Background: Majority of the neonates in developing countries are born and cared for in rural homes but the available information is mostly hospital based.
Objectives: To estimate: (i) the incidence of various neonatal morbidities and associated case fatality in home-cared rural neonates, (ii) proportion of neonates with indications for health care, and (iii) the proportion who actually receive it.
Design: Prospective observational study.
Setting: Rural homes.
Methods: Neonates in 39 study villages in the Gadchiroli district (Maharashtra, India) were observed during one year (1995-96) by 39 trained female village health workers at birth and during neonatal period (0-28 days) by making eight home visits. A physician checked the data and the morbidities were diagnosed by a computer program. Vital statistics in these villages was independently collected.

AIM OF THE TASK ::
Extend the abstract on newborn illness in rural Gadchiroli homes by writing what comes after its final sentence. This material is separate from the abstract on rural newborn illness.

(Collected data)

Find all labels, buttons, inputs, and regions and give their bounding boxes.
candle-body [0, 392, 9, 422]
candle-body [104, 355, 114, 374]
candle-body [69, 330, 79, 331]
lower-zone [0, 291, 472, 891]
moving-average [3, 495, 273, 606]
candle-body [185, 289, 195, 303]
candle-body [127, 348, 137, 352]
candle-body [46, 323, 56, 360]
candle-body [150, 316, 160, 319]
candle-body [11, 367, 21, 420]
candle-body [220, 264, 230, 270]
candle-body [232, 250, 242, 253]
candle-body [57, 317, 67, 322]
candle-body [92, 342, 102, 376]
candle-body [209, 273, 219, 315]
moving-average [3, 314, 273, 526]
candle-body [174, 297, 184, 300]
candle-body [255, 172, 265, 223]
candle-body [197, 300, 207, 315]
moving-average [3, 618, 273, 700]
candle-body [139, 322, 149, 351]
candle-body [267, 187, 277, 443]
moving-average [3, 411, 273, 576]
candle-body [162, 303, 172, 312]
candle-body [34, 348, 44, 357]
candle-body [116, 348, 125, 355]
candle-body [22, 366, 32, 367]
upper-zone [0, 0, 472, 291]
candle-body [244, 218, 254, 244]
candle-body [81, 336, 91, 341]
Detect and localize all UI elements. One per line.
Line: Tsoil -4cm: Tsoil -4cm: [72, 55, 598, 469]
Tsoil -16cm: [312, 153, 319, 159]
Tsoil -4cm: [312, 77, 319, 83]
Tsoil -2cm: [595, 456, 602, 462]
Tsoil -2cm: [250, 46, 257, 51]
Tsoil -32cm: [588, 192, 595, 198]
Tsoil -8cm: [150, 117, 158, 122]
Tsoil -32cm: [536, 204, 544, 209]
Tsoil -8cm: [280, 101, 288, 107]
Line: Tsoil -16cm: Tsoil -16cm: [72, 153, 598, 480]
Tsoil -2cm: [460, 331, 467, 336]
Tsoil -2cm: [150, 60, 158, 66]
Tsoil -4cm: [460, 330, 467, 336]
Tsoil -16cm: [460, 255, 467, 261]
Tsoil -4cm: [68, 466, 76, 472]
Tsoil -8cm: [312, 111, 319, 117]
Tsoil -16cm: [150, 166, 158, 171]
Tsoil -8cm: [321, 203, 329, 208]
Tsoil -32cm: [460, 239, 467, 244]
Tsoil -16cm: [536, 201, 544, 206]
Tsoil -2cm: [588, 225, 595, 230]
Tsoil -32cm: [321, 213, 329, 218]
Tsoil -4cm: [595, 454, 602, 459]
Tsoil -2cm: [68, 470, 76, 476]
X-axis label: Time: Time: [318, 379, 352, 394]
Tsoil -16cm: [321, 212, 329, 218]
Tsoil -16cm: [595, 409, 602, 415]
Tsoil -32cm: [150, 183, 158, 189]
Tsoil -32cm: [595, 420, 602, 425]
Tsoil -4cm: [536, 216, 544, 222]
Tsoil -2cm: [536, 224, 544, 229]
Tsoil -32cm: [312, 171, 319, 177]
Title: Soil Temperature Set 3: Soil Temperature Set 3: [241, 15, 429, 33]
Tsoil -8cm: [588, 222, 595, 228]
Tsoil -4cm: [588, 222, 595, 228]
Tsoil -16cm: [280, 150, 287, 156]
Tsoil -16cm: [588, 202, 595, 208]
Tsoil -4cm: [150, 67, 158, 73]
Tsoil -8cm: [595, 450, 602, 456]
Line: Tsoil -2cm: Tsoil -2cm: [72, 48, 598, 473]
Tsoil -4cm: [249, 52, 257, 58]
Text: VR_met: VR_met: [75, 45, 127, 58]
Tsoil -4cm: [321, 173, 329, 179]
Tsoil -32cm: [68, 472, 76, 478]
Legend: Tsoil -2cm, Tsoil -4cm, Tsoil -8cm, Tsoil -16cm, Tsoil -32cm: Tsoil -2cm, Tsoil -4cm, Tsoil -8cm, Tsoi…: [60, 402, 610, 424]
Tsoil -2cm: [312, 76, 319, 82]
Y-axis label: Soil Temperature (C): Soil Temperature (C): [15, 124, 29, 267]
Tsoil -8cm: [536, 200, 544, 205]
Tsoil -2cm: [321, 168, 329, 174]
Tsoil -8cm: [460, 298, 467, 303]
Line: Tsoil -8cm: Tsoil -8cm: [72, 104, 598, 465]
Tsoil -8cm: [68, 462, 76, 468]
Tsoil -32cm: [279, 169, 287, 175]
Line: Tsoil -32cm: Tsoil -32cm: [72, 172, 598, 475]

THE ANSWER ::
Results: Out of 1016 live births, 95% occurred at home and 763 (75&%) neonates were observed. The agreement between observations by health workers and physician was 92%. Total 48.2& neonates suffered high risk morbidities (associated case fatality >10%), 72.2% suffered low risk morbidities, and 17.9% gained inadequate weight (less than 300 g). Seventeen percent neonates developed clinical picture suggestive of sepsis. Though 54.4% neonates had indications for health care and 38 out of total 40 neonatal deaths occurred in these, only 2.6% received medical attention. The neonatal mortality rate was 52.4/1000 live births.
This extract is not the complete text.